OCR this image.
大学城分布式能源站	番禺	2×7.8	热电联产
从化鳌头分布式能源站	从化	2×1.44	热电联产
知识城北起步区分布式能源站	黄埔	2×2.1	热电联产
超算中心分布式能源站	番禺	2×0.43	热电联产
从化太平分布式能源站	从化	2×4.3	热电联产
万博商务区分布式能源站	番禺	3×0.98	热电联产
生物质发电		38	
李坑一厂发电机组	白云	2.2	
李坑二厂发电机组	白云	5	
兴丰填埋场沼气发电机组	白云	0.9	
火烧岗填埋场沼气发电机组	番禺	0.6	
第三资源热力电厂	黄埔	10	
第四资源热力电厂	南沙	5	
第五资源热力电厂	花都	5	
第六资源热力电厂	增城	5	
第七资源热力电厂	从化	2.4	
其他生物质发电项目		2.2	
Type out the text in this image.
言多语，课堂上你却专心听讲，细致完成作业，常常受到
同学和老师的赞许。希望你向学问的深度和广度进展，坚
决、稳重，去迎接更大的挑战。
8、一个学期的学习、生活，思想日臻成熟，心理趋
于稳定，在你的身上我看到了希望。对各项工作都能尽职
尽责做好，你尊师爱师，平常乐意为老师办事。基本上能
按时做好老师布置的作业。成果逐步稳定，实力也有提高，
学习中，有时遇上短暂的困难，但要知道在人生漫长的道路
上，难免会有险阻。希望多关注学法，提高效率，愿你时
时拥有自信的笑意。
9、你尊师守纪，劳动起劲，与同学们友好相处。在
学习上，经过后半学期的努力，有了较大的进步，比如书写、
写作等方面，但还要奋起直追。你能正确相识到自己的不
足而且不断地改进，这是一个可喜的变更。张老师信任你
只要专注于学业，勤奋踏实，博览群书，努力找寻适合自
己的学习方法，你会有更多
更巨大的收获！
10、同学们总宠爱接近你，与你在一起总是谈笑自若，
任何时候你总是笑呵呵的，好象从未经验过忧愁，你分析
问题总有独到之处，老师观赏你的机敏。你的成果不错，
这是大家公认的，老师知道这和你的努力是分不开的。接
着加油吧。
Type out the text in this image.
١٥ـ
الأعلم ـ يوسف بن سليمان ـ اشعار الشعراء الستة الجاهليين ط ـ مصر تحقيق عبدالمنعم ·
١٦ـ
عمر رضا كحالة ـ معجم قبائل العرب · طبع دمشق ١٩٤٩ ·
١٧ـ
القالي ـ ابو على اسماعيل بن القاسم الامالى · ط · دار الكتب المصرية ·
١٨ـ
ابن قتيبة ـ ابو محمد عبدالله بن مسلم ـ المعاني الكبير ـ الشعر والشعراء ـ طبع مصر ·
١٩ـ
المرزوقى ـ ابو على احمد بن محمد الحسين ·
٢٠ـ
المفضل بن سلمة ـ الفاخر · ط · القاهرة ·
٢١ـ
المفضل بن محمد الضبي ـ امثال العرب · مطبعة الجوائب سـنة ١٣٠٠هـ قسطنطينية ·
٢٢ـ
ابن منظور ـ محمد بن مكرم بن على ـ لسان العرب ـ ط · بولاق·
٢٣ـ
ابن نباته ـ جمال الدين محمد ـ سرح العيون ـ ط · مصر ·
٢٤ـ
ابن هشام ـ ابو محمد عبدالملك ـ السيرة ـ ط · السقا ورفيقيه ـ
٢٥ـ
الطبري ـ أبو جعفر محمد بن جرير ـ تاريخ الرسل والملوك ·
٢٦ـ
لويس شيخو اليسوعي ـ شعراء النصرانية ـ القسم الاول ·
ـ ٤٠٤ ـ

◆ ◆ ◆ ◆ ◆

> [Exercise brief]:
Copy each line of the listing that includes "العرب".

> [Exercise response]:
عمر رضا كحالة ـ معجم قبائل العرب · طبع دمشق ١٩٤٩ ·
المفضل بن محمد الضبي ـ امثال العرب · مطبعة الجوائب سـنة ١٣٠٠هـ قسطنطينية ·
ابن منظور ـ محمد بن مكرم بن على ـ لسان العرب ـ ط · بولاق·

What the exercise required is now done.